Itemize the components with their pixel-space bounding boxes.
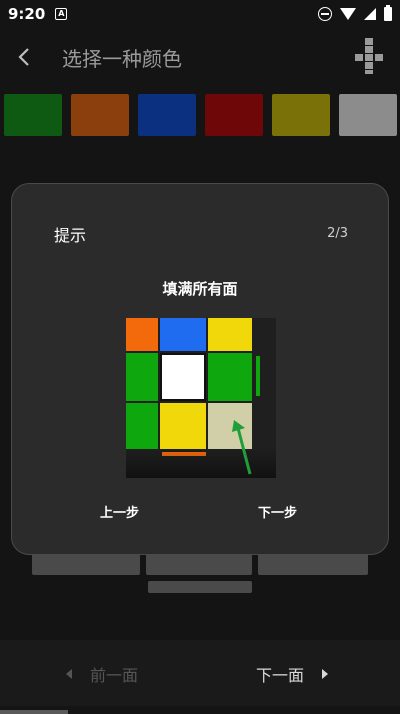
add-cube-icon[interactable]	[354, 38, 384, 74]
status-bar: 9:20 A	[0, 0, 400, 28]
back-arrow-icon[interactable]	[2, 35, 46, 79]
do-not-disturb-icon	[318, 7, 332, 21]
status-icons	[318, 5, 392, 21]
sticker-yellow	[160, 403, 206, 449]
chevron-right-icon	[322, 669, 329, 679]
bottom-edge-orange	[162, 452, 206, 456]
swatch-green[interactable]	[4, 94, 62, 136]
page-title: 选择一种颜色	[62, 46, 182, 71]
dialog-page-indicator: 2/3	[327, 226, 348, 241]
sticker-blue	[160, 318, 206, 351]
sticker-green	[126, 353, 158, 401]
arrow-pointer-icon	[232, 420, 252, 475]
previous-face-button[interactable]: 前一面	[66, 662, 138, 686]
notification-icon: A	[55, 8, 68, 20]
cube-face-illustration	[126, 318, 276, 478]
swatch-red[interactable]	[205, 94, 263, 136]
app-bar: 选择一种颜色	[0, 30, 400, 84]
face-button-right[interactable]	[258, 553, 368, 575]
next-step-button[interactable]: 下一步	[258, 502, 297, 521]
swatch-white[interactable]	[339, 94, 397, 136]
sticker-green	[208, 353, 252, 401]
previous-step-button[interactable]: 上一步	[100, 502, 139, 521]
side-edge-green	[256, 356, 260, 396]
sticker-yellow	[208, 318, 252, 351]
dialog-subtitle: 填满所有面	[162, 280, 238, 298]
sticker-white	[160, 353, 206, 401]
face-button-center[interactable]	[146, 553, 252, 575]
signal-icon	[364, 8, 376, 20]
wifi-icon	[340, 8, 356, 20]
swatch-orange[interactable]	[71, 94, 129, 136]
next-face-label: 下一面	[256, 666, 305, 685]
face-button-bottom[interactable]	[148, 581, 252, 593]
previous-face-label: 前一面	[90, 666, 139, 685]
bottom-nav: 前一面 下一面	[0, 640, 400, 706]
battery-icon	[384, 5, 392, 21]
sticker-green	[126, 403, 158, 449]
dialog-title: 提示	[54, 226, 87, 245]
scroll-indicator	[0, 710, 68, 714]
status-time: 9:20	[8, 5, 46, 23]
swatch-yellow[interactable]	[272, 94, 330, 136]
swatch-blue[interactable]	[138, 94, 196, 136]
sticker-orange	[126, 318, 158, 351]
color-swatches	[4, 94, 400, 136]
hint-dialog: 提示 2/3 填满所有面 上一步 下一步	[11, 183, 389, 555]
face-button-left[interactable]	[32, 553, 140, 575]
chevron-left-icon	[66, 669, 72, 679]
next-face-button[interactable]: 下一面	[256, 662, 329, 686]
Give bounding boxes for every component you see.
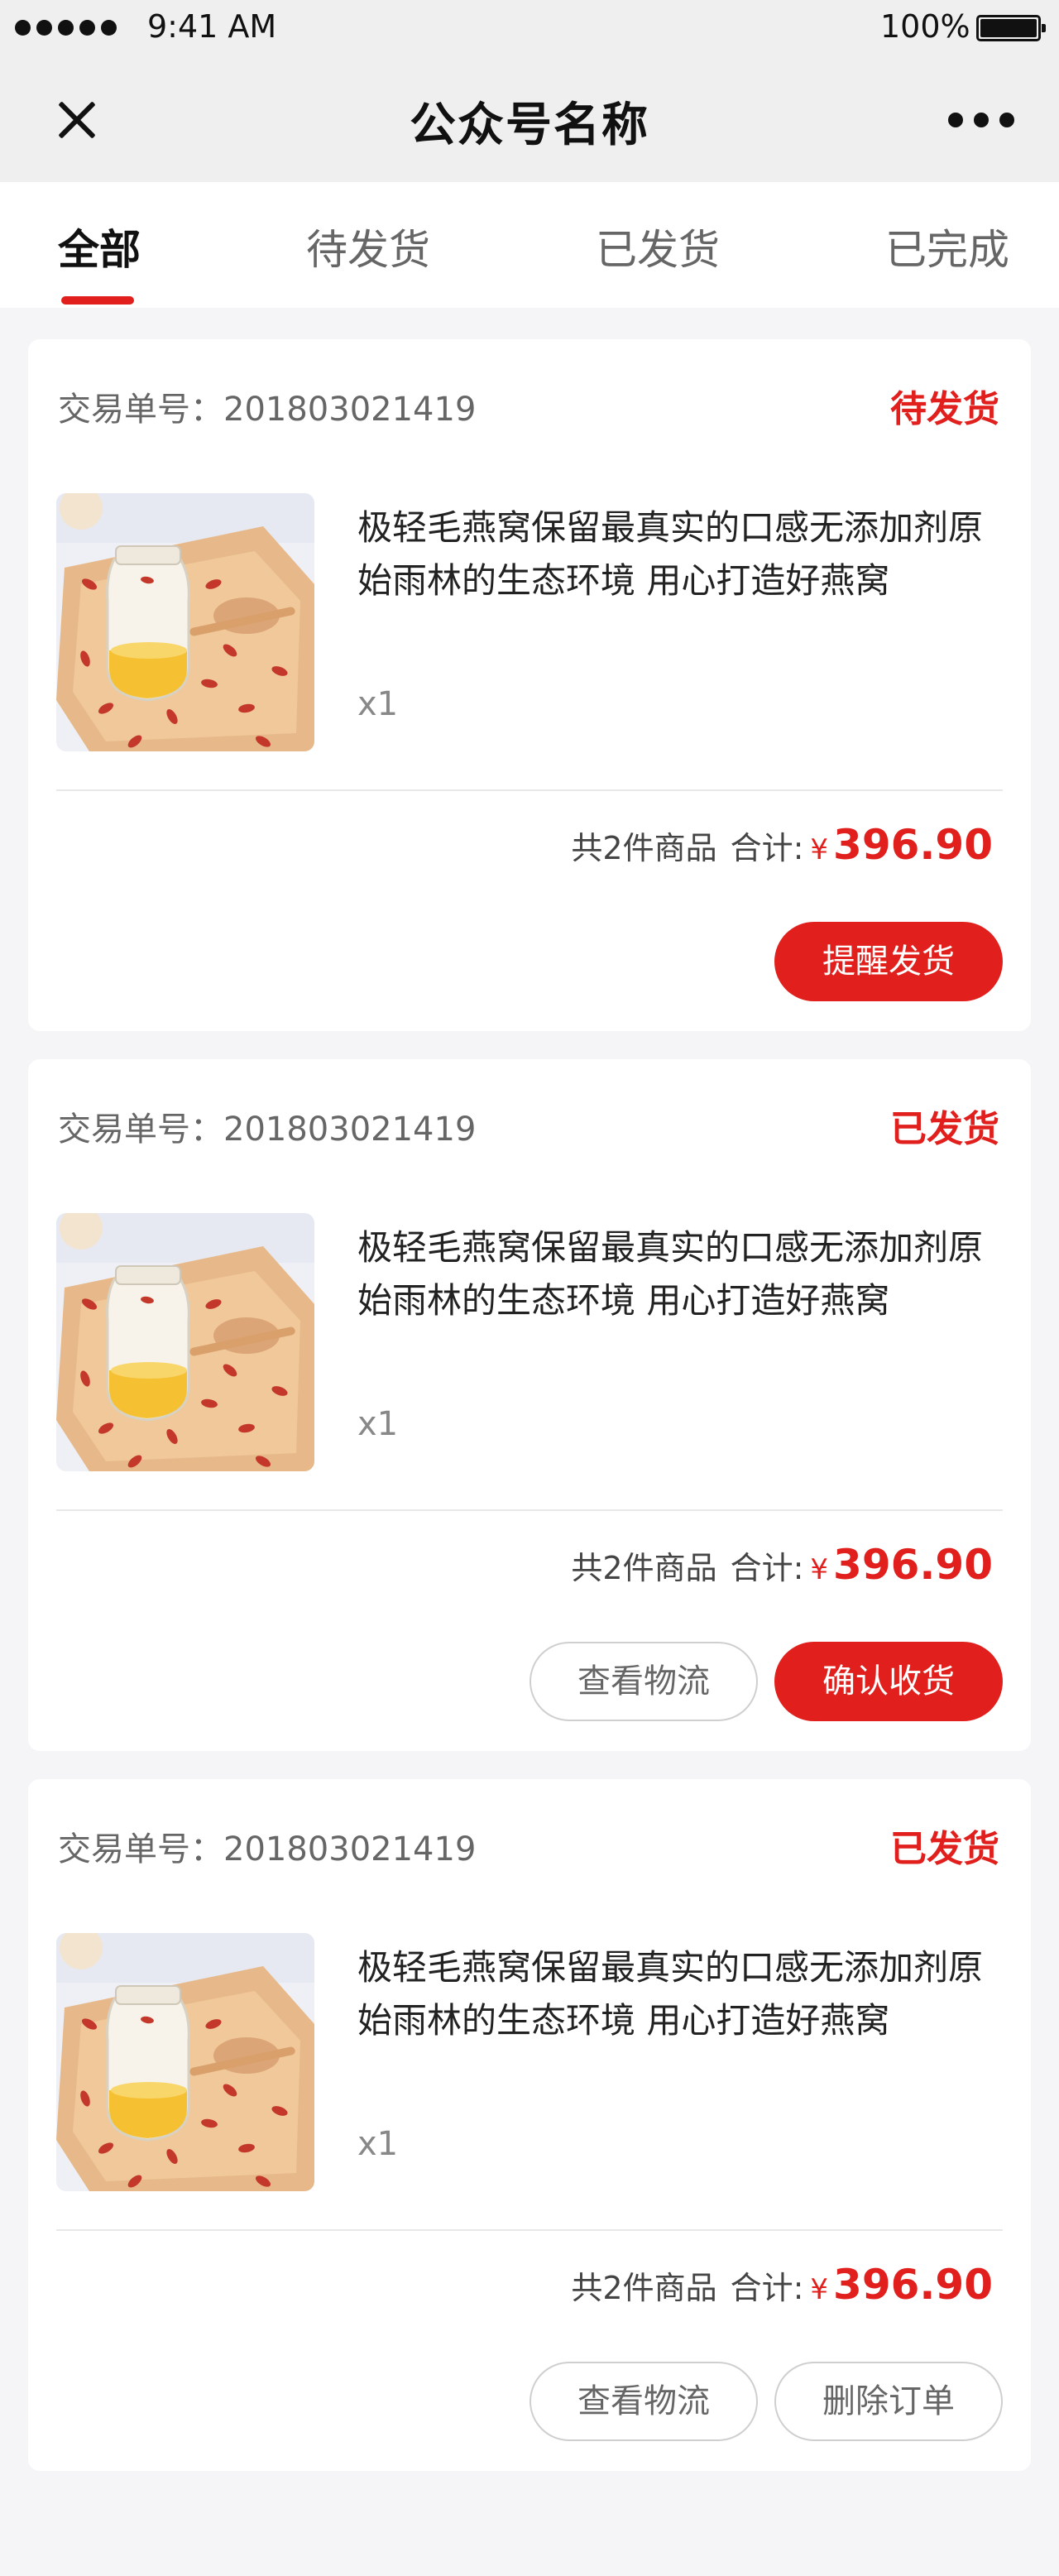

==================================================

:: Aim of the task ::
Rewrite all of the lines above, replacing every "interactable" with "clickable" and keeping everything else the same. Leave the pictures out.

:: Output of the exercise ::
Itemize the components with their pixel-space bounding boxes.
add-cube-icon[clickable]	[354, 38, 384, 74]
status-bar: 9:20 A	[0, 0, 400, 28]
back-arrow-icon[clickable]	[2, 35, 46, 79]
do-not-disturb-icon	[318, 7, 332, 21]
status-icons	[318, 5, 392, 21]
sticker-yellow	[160, 403, 206, 449]
chevron-right-icon	[322, 669, 329, 679]
bottom-edge-orange	[162, 452, 206, 456]
swatch-green[clickable]	[4, 94, 62, 136]
page-title: 选择一种颜色	[62, 46, 182, 71]
dialog-page-indicator: 2/3	[327, 226, 348, 241]
sticker-blue	[160, 318, 206, 351]
sticker-green	[126, 353, 158, 401]
arrow-pointer-icon	[232, 420, 252, 475]
previous-face-button[clickable]: 前一面	[66, 662, 138, 686]
notification-icon: A	[55, 8, 68, 20]
cube-face-illustration	[126, 318, 276, 478]
swatch-red[clickable]	[205, 94, 263, 136]
app-bar: 选择一种颜色	[0, 30, 400, 84]
face-button-right[clickable]	[258, 553, 368, 575]
next-step-button[clickable]: 下一步	[258, 502, 297, 521]
swatch-white[clickable]	[339, 94, 397, 136]
sticker-green	[208, 353, 252, 401]
previous-step-button[clickable]: 上一步	[100, 502, 139, 521]
side-edge-green	[256, 356, 260, 396]
sticker-yellow	[208, 318, 252, 351]
dialog-subtitle: 填满所有面	[162, 280, 238, 298]
sticker-white	[160, 353, 206, 401]
face-button-center[clickable]	[146, 553, 252, 575]
signal-icon	[364, 8, 376, 20]
wifi-icon	[340, 8, 356, 20]
swatch-orange[clickable]	[71, 94, 129, 136]
next-face-label: 下一面	[256, 666, 305, 685]
face-button-bottom[clickable]	[148, 581, 252, 593]
previous-face-label: 前一面	[90, 666, 139, 685]
bottom-nav: 前一面 下一面	[0, 640, 400, 706]
battery-icon	[384, 5, 392, 21]
sticker-green	[126, 403, 158, 449]
dialog-title: 提示	[54, 226, 87, 245]
scroll-indicator	[0, 710, 68, 714]
status-time: 9:20	[8, 5, 46, 23]
swatch-yellow[clickable]	[272, 94, 330, 136]
swatch-blue[clickable]	[138, 94, 196, 136]
sticker-orange	[126, 318, 158, 351]
color-swatches	[4, 94, 400, 136]
hint-dialog: 提示 2/3 填满所有面 上一步 下一步	[11, 183, 389, 555]
face-button-left[clickable]	[32, 553, 140, 575]
chevron-left-icon	[66, 669, 72, 679]
next-face-button[clickable]: 下一面	[256, 662, 329, 686]
Give bounding boxes for every component you see.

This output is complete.